## BEGIN Material provided
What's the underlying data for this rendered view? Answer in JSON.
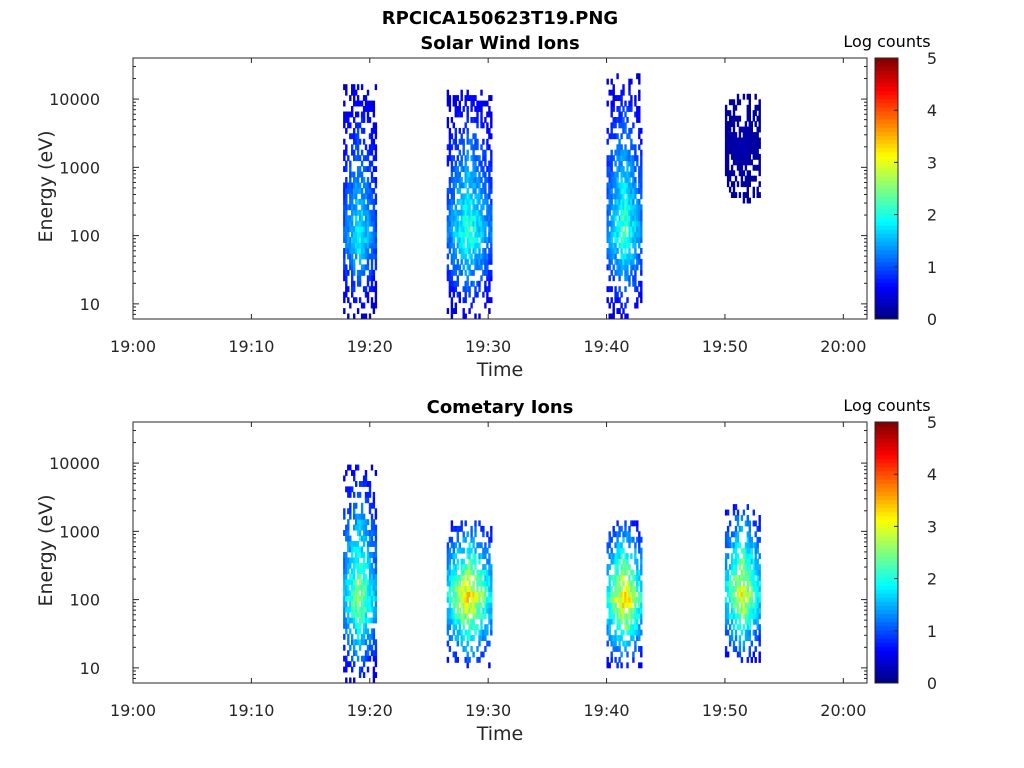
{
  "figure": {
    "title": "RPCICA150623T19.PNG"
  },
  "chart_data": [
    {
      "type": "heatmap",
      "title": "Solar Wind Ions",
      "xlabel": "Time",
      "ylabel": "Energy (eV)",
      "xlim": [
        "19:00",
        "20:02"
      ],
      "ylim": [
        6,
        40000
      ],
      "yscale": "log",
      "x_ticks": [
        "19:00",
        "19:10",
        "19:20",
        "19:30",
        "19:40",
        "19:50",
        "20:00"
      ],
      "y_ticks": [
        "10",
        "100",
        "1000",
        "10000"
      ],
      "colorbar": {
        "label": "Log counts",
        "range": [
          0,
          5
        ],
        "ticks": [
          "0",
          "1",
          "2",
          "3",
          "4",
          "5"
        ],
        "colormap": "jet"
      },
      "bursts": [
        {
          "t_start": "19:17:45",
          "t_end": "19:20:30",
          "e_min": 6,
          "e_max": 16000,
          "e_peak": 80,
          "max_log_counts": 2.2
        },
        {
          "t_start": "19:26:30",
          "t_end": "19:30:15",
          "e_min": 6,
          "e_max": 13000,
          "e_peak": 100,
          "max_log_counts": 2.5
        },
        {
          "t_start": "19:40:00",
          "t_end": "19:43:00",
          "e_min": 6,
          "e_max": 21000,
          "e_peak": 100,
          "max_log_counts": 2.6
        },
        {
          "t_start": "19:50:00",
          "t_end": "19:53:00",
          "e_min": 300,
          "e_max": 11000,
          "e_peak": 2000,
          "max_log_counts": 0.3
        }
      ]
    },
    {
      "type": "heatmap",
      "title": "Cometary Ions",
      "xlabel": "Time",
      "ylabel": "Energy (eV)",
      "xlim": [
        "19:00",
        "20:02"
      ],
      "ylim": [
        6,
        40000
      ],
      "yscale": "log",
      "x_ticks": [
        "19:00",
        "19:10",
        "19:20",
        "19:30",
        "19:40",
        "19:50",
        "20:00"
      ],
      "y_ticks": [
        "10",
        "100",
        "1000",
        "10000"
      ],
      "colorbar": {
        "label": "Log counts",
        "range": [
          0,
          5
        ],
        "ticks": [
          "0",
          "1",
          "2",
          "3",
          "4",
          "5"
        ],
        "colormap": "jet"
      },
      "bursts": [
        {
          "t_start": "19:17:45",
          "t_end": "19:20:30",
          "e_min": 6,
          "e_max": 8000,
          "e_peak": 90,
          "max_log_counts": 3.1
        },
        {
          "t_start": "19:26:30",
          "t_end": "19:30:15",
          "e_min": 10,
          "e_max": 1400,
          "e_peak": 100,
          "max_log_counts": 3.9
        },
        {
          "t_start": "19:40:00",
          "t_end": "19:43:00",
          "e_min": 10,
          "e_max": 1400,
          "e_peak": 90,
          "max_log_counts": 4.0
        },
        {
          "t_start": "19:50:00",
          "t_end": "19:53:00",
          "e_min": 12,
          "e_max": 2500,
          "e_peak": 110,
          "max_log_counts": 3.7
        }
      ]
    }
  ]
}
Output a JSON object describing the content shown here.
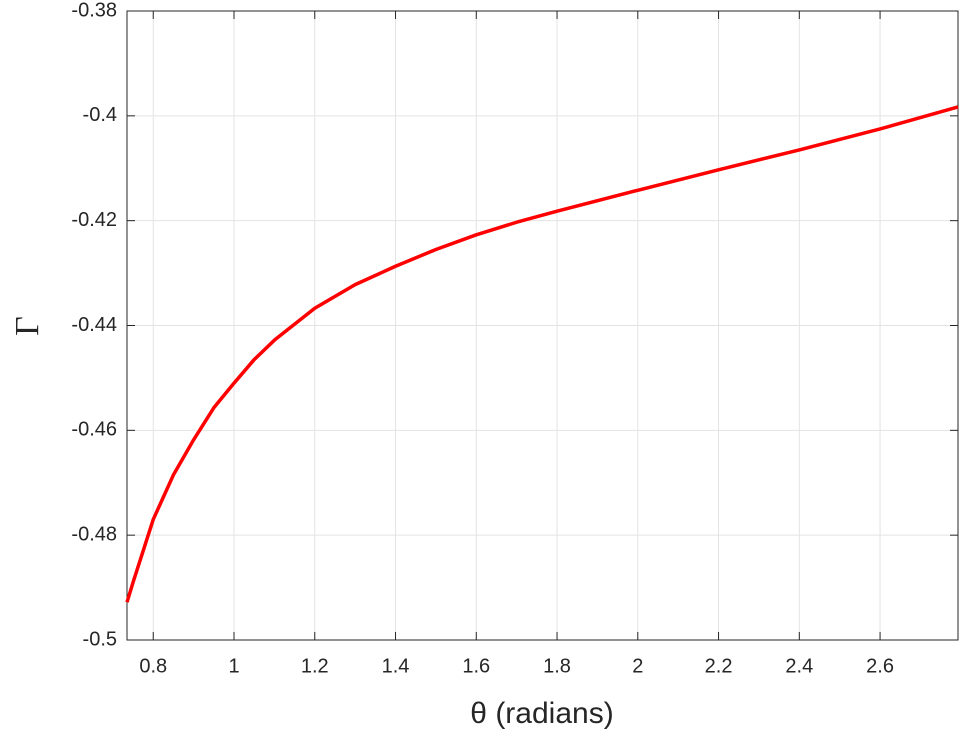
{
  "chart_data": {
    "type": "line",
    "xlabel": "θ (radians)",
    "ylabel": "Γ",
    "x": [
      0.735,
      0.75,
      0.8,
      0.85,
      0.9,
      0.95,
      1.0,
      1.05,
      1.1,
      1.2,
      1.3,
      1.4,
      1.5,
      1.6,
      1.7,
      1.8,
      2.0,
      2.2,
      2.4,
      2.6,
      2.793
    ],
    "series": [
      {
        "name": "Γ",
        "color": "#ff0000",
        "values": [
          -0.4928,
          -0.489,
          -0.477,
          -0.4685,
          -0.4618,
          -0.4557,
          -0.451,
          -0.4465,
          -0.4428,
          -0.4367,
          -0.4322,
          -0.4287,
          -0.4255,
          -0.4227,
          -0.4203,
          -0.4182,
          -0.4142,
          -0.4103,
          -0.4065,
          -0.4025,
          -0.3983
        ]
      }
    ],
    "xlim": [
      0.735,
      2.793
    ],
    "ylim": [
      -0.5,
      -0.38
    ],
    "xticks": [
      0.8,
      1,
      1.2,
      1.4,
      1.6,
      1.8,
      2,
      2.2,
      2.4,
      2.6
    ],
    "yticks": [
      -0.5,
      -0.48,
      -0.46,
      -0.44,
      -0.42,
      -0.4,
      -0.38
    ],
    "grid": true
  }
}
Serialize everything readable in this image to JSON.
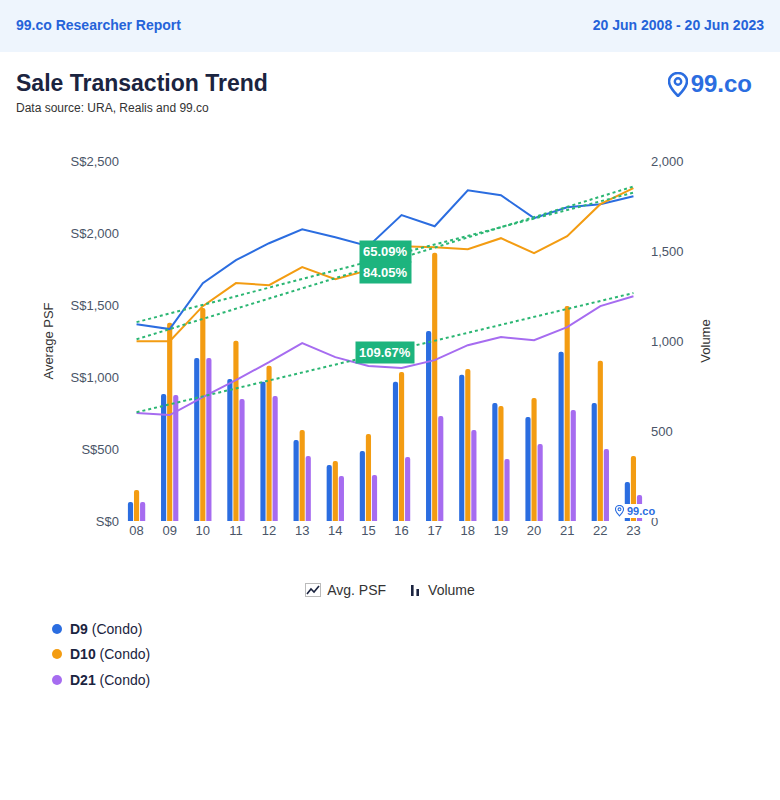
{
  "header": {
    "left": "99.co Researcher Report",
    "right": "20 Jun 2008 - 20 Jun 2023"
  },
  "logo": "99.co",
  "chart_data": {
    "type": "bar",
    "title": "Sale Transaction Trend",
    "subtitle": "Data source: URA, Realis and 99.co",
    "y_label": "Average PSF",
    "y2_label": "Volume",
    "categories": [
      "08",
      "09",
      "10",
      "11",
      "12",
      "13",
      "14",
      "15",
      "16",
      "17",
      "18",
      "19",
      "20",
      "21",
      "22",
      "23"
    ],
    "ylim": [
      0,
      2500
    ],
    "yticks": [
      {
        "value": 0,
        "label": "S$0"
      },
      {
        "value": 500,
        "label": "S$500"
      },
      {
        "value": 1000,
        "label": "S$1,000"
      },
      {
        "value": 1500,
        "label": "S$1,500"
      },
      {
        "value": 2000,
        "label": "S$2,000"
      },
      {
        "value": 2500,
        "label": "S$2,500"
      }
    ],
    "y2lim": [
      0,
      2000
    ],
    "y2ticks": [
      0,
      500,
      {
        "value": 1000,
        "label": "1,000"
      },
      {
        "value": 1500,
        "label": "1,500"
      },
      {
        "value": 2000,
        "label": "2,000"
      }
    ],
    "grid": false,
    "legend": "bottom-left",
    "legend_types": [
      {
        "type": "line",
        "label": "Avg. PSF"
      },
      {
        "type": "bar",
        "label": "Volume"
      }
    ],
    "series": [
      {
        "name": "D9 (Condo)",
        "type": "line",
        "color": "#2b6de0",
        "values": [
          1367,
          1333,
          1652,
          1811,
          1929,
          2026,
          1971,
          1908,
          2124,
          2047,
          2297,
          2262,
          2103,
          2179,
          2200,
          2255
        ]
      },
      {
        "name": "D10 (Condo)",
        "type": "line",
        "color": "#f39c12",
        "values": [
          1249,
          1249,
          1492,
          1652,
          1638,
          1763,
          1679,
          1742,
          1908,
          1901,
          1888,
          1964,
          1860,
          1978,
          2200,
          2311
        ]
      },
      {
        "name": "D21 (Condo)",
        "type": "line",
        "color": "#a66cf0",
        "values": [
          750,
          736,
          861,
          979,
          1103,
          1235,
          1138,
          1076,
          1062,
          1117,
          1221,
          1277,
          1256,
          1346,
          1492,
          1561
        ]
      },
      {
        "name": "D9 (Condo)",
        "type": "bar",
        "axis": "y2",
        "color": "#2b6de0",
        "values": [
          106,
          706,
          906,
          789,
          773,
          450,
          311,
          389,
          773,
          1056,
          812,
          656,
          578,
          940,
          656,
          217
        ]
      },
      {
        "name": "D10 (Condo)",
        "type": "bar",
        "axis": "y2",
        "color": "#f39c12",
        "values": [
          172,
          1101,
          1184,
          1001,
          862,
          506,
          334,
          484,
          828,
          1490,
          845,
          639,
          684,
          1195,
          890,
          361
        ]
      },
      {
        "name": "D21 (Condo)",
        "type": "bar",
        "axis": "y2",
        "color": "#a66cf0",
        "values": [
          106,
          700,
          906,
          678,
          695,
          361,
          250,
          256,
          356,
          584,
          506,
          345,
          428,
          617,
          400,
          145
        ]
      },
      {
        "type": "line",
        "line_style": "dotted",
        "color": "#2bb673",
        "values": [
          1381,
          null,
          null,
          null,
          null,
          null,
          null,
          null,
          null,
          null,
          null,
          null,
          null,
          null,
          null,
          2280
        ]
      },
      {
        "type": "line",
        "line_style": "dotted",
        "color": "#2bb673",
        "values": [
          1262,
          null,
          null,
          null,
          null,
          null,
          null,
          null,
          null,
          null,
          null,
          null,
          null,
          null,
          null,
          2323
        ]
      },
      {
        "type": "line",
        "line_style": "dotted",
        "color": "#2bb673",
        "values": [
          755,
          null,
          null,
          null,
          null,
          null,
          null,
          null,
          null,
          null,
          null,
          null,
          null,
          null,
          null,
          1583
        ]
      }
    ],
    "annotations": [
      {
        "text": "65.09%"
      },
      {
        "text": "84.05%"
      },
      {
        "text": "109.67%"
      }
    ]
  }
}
## END Material provided
__Short task__. Gather each line in the data that holds the string "JSON".

__The answer__.
What's the underlying data for this rendered view? Answer in JSON.
Output a JSON object describing the content shown here.
Serialize everything readable in this image to JSON.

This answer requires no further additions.